Problem description
Where the word "displayed" occurs in a line, return that line.

--- start of Dataset extract ---

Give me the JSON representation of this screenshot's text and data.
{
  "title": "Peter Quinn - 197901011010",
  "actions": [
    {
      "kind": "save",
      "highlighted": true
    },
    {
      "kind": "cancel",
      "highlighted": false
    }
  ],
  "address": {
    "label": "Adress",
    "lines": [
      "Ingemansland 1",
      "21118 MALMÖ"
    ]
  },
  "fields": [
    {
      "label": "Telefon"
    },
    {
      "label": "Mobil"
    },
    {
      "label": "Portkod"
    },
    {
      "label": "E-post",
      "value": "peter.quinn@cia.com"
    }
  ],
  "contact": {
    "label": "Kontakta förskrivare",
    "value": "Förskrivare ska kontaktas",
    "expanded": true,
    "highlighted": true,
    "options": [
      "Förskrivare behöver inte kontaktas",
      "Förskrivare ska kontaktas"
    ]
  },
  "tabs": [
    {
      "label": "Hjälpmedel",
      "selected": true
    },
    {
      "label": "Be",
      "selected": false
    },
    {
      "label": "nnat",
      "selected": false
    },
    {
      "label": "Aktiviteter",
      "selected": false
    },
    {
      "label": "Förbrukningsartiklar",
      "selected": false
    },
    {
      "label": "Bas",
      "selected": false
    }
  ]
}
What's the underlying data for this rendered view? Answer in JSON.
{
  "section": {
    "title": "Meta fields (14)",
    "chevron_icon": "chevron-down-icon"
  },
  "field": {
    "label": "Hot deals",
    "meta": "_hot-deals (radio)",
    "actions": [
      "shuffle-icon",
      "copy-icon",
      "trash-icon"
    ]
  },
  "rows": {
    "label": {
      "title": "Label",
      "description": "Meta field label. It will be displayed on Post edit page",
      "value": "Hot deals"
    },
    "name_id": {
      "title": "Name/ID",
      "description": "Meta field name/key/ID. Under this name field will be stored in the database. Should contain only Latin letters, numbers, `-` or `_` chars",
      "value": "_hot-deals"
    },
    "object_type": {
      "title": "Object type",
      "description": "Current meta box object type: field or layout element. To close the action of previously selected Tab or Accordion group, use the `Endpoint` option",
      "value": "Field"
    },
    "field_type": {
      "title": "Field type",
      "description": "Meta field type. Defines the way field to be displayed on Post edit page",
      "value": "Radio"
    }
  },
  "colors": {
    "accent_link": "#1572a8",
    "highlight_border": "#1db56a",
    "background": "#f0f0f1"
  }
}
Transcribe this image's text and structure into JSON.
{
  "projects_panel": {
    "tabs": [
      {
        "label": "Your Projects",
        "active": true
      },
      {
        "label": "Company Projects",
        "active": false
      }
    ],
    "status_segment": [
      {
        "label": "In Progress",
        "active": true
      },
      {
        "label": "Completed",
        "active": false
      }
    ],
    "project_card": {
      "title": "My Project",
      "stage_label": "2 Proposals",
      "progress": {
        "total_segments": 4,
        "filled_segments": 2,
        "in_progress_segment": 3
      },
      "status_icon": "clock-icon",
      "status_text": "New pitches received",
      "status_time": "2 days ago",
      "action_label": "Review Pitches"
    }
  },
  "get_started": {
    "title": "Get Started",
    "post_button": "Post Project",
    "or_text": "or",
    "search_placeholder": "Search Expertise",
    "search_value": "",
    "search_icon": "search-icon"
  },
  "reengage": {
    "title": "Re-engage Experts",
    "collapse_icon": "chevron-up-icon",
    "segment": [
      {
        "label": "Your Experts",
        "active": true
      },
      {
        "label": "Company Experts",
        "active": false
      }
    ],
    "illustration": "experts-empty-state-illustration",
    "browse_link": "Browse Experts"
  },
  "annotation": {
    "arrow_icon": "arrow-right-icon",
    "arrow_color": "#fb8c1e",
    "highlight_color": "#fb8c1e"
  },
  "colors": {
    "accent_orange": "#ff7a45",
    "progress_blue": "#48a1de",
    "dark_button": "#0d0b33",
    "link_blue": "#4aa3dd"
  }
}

--- end of Dataset extract ---

Response
      "description": "Meta field label. It will be displayed on Post edit page",
      "description": "Meta field type. Defines the way field to be displayed on Post edit page",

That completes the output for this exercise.